● What you have to do: Locate the lines where "DIET" occurs and copy them as they stand.

((

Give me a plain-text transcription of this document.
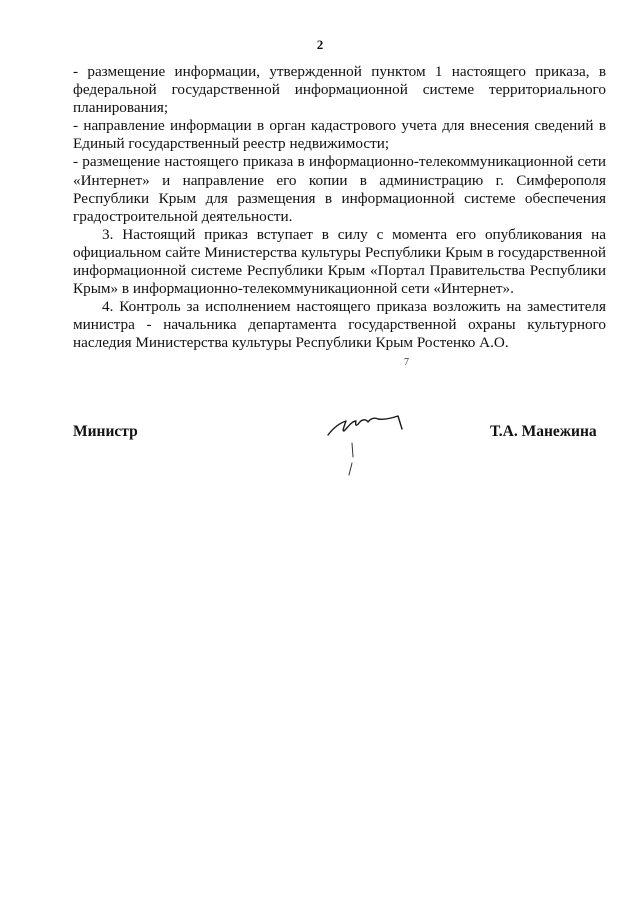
2

- размещение информации, утвержденной пунктом 1 настоящего приказа, в федеральной государственной информационной системе территориального планирования;

- направление информации в орган кадастрового учета для внесения сведений в Единый государственный реестр недвижимости;

- размещение настоящего приказа в информационно-телекоммуникационной сети «Интернет» и направление его копии в администрацию г. Симферополя Республики Крым для размещения в информационной системе обеспечения градостроительной деятельности.

3. Настоящий приказ вступает в силу с момента его опубликования на официальном сайте Министерства культуры Республики Крым в государственной информационной системе Республики Крым «Портал Правительства Республики Крым» в информационно-телекоммуникационной сети «Интернет».

4. Контроль за исполнением настоящего приказа возложить на заместителя министра - начальника департамента государственной охраны культурного наследия Министерства культуры Республики Крым Ростенко А.О.

7
Министр	Т.А. Манежина
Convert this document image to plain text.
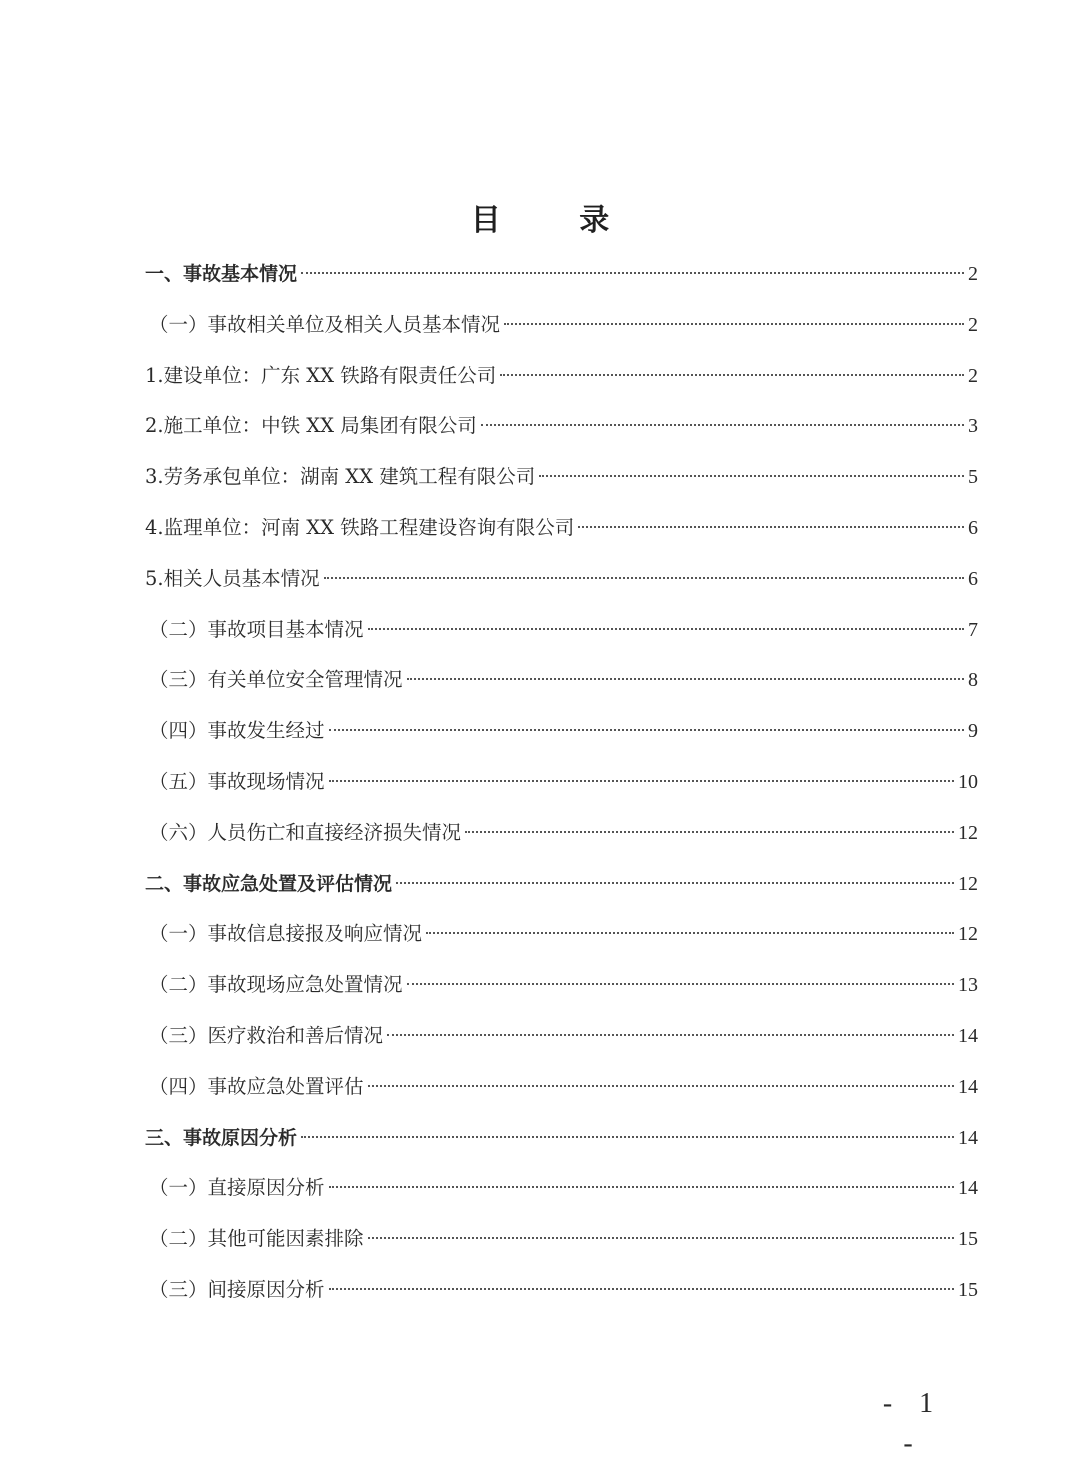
目 录
一、事故基本情况	2
（一）事故相关单位及相关人员基本情况	2
1.建设单位：广东 XX 铁路有限责任公司	2
2.施工单位：中铁 XX 局集团有限公司	3
3.劳务承包单位：湖南 XX 建筑工程有限公司	5
4.监理单位：河南 XX 铁路工程建设咨询有限公司	6
5.相关人员基本情况	6
（二）事故项目基本情况	7
（三）有关单位安全管理情况	8
（四）事故发生经过	9
（五）事故现场情况	10
（六）人员伤亡和直接经济损失情况	12
二、事故应急处置及评估情况	12
（一）事故信息接报及响应情况	12
（二）事故现场应急处置情况	13
（三）医疗救治和善后情况	14
（四）事故应急处置评估	14
三、事故原因分析	14
（一）直接原因分析	14
（二）其他可能因素排除	15
（三）间接原因分析	15
- 1 -
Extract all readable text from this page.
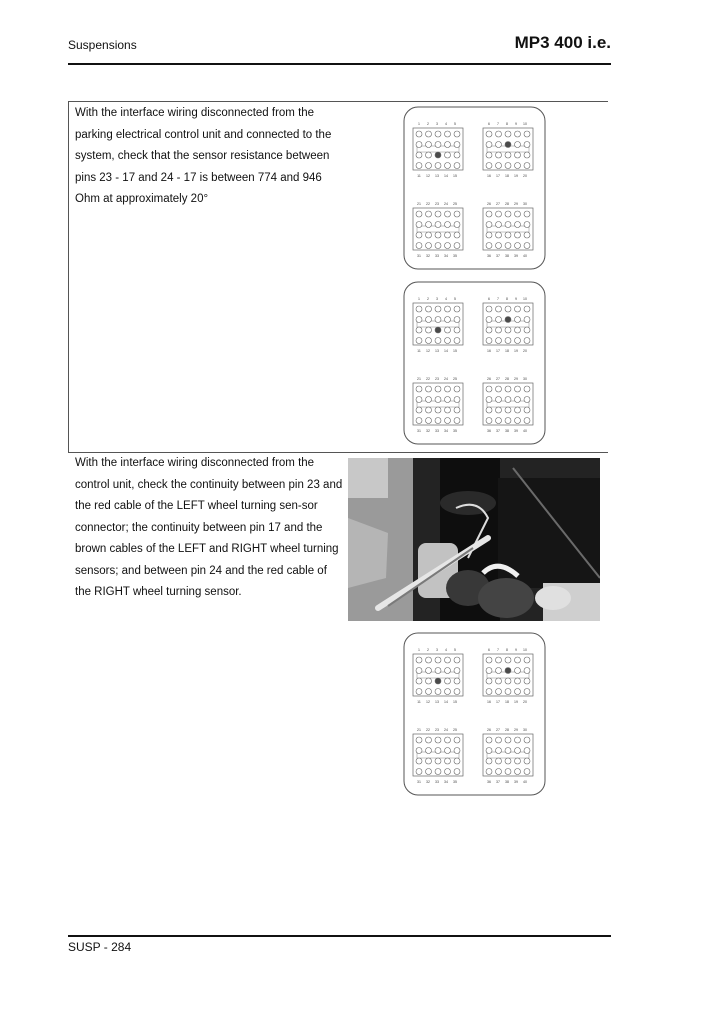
Suspensions	MP3 400 i.e.

With the interface wiring disconnected from the parking electrical control unit and connected to the system, check that the sensor resistance between pins 23 - 17 and 24 - 17 is between 774 and 946 Ohm at approximately 20°

With the interface wiring disconnected from the control unit, check the continuity between pin 23 and the red cable of the LEFT wheel turning sen-sor connector; the continuity between pin 17 and the brown cables of the LEFT and RIGHT wheel turning sensors; and between pin 24 and the red cable of the RIGHT wheel turning sensor.

1 2 3 4 5
11 12 13 14 15
6 7 8 9 10
16 17 18 19 20
21 22 23 24 25
31 32 33 34 35
26 27 28 29 30
36 37 38 39 40
1 2 3 4 5
11 12 13 14 15
6 7 8 9 10
16 17 18 19 20
21 22 23 24 25
31 32 33 34 35
26 27 28 29 30
36 37 38 39 40
1 2 3 4 5
11 12 13 14 15
6 7 8 9 10
16 17 18 19 20
21 22 23 24 25
31 32 33 34 35
26 27 28 29 30
36 37 38 39 40
SUSP - 284
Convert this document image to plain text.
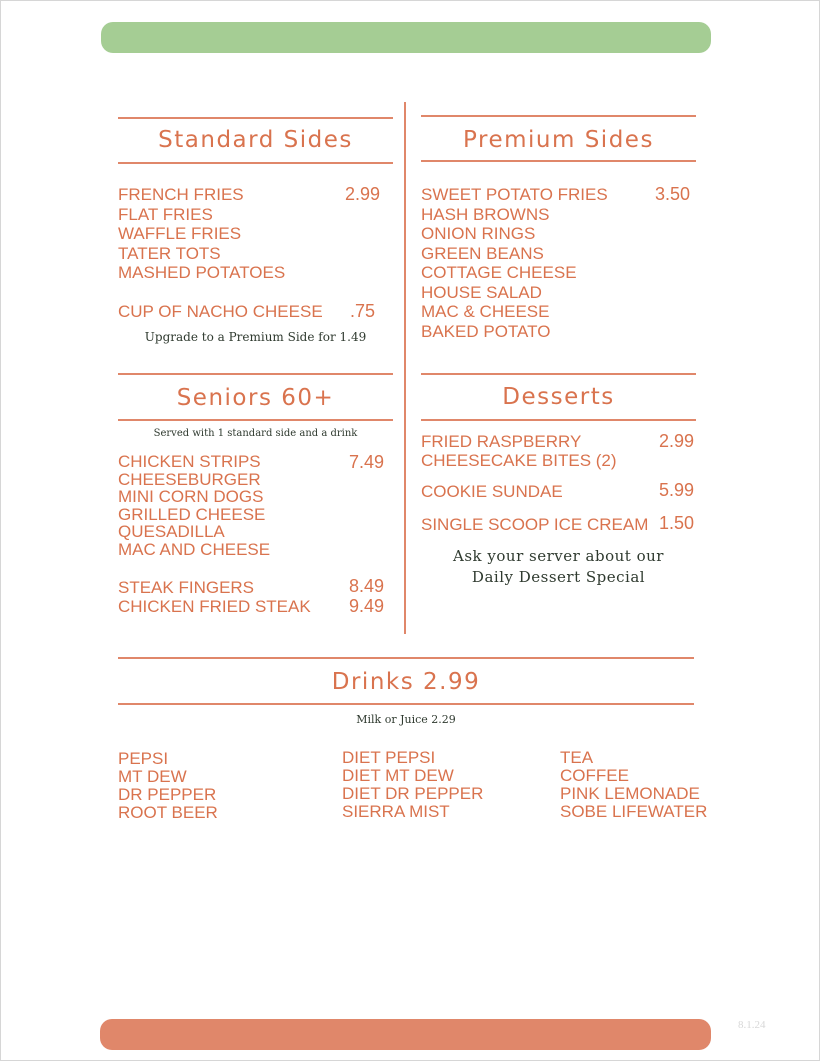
Standard Sides
FRENCH FRIES
FLAT FRIES
WAFFLE FRIES
TATER TOTS
MASHED POTATOES
2.99
CUP OF NACHO CHEESE	.75
Upgrade to a Premium Side for 1.49
Premium Sides
SWEET POTATO FRIES
HASH BROWNS
ONION RINGS
GREEN BEANS
COTTAGE CHEESE
HOUSE SALAD
MAC & CHEESE
BAKED POTATO
3.50
Seniors 60+
Served with 1 standard side and a drink
CHICKEN STRIPS
CHEESEBURGER
MINI CORN DOGS
GRILLED CHEESE
QUESADILLA
MAC AND CHEESE
7.49
STEAK FINGERS
CHICKEN FRIED STEAK
8.49
9.49
Desserts
FRIED RASPBERRY
CHEESECAKE BITES (2)
2.99
COOKIE SUNDAE	5.99
SINGLE SCOOP ICE CREAM 1.50
Ask your server about our
Daily Dessert Special
Drinks 2.99
Milk or Juice 2.29
PEPSI
MT DEW
DR PEPPER
ROOT BEER
DIET PEPSI
DIET MT DEW
DIET DR PEPPER
SIERRA MIST
TEA
COFFEE
PINK LEMONADE
SOBE LIFEWATER
8.1.24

))

● Output for this exercise:
DIET PEPSI
DIET MT DEW
DIET DR PEPPER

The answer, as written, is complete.